--- Start of RECORDED DATA ---

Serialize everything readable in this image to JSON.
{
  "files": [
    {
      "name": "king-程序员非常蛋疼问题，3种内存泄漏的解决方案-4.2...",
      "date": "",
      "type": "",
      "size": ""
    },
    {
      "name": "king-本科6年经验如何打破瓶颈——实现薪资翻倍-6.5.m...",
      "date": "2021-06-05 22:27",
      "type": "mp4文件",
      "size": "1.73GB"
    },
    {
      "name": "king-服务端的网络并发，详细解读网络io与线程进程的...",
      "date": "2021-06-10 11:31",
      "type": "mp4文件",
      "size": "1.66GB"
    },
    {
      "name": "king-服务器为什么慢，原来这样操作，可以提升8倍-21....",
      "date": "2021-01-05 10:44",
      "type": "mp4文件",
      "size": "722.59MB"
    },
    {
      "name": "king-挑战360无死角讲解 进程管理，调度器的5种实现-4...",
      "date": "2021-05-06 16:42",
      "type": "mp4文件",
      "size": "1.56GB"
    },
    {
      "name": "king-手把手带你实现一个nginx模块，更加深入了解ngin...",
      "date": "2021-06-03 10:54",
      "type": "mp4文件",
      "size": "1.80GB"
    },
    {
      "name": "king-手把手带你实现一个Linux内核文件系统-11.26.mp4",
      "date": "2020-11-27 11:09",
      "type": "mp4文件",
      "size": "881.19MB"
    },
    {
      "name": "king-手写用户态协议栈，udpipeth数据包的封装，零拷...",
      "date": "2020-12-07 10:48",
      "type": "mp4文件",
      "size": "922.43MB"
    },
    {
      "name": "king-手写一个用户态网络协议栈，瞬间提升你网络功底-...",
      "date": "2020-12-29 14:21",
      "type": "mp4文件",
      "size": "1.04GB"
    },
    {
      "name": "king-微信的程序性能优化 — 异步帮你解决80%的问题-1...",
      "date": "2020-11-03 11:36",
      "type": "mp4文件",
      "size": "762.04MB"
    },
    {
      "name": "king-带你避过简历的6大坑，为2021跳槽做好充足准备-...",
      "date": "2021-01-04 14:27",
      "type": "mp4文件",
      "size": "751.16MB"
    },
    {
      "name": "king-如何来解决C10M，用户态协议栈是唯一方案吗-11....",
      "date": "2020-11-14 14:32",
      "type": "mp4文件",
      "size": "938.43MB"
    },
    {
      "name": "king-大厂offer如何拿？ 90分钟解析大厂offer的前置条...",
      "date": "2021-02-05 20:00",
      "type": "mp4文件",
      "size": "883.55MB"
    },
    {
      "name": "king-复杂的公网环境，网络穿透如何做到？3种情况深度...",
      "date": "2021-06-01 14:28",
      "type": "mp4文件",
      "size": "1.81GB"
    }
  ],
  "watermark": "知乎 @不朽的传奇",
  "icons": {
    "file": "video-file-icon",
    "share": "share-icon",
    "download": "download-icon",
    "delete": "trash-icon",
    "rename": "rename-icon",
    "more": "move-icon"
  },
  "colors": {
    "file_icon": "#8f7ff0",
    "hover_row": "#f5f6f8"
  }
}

--- End of RECORDED DATA ---

● WORK TO DO: The records above should be restated word for word, please.

● OUTPUT OF THE EXERCISE:
Serialize everything readable in this image to JSON.
{
  "files": [
    {
      "name": "king-程序员非常蛋疼问题，3种内存泄漏的解决方案-4.2...",
      "date": "",
      "type": "",
      "size": ""
    },
    {
      "name": "king-本科6年经验如何打破瓶颈——实现薪资翻倍-6.5.m...",
      "date": "2021-06-05 22:27",
      "type": "mp4文件",
      "size": "1.73GB"
    },
    {
      "name": "king-服务端的网络并发，详细解读网络io与线程进程的...",
      "date": "2021-06-10 11:31",
      "type": "mp4文件",
      "size": "1.66GB"
    },
    {
      "name": "king-服务器为什么慢，原来这样操作，可以提升8倍-21....",
      "date": "2021-01-05 10:44",
      "type": "mp4文件",
      "size": "722.59MB"
    },
    {
      "name": "king-挑战360无死角讲解 进程管理，调度器的5种实现-4...",
      "date": "2021-05-06 16:42",
      "type": "mp4文件",
      "size": "1.56GB"
    },
    {
      "name": "king-手把手带你实现一个nginx模块，更加深入了解ngin...",
      "date": "2021-06-03 10:54",
      "type": "mp4文件",
      "size": "1.80GB"
    },
    {
      "name": "king-手把手带你实现一个Linux内核文件系统-11.26.mp4",
      "date": "2020-11-27 11:09",
      "type": "mp4文件",
      "size": "881.19MB"
    },
    {
      "name": "king-手写用户态协议栈，udpipeth数据包的封装，零拷...",
      "date": "2020-12-07 10:48",
      "type": "mp4文件",
      "size": "922.43MB"
    },
    {
      "name": "king-手写一个用户态网络协议栈，瞬间提升你网络功底-...",
      "date": "2020-12-29 14:21",
      "type": "mp4文件",
      "size": "1.04GB"
    },
    {
      "name": "king-微信的程序性能优化 — 异步帮你解决80%的问题-1...",
      "date": "2020-11-03 11:36",
      "type": "mp4文件",
      "size": "762.04MB"
    },
    {
      "name": "king-带你避过简历的6大坑，为2021跳槽做好充足准备-...",
      "date": "2021-01-04 14:27",
      "type": "mp4文件",
      "size": "751.16MB"
    },
    {
      "name": "king-如何来解决C10M，用户态协议栈是唯一方案吗-11....",
      "date": "2020-11-14 14:32",
      "type": "mp4文件",
      "size": "938.43MB"
    },
    {
      "name": "king-大厂offer如何拿？ 90分钟解析大厂offer的前置条...",
      "date": "2021-02-05 20:00",
      "type": "mp4文件",
      "size": "883.55MB"
    },
    {
      "name": "king-复杂的公网环境，网络穿透如何做到？3种情况深度...",
      "date": "2021-06-01 14:28",
      "type": "mp4文件",
      "size": "1.81GB"
    }
  ],
  "watermark": "知乎 @不朽的传奇",
  "icons": {
    "file": "video-file-icon",
    "share": "share-icon",
    "download": "download-icon",
    "delete": "trash-icon",
    "rename": "rename-icon",
    "more": "move-icon"
  },
  "colors": {
    "file_icon": "#8f7ff0",
    "hover_row": "#f5f6f8"
  }
}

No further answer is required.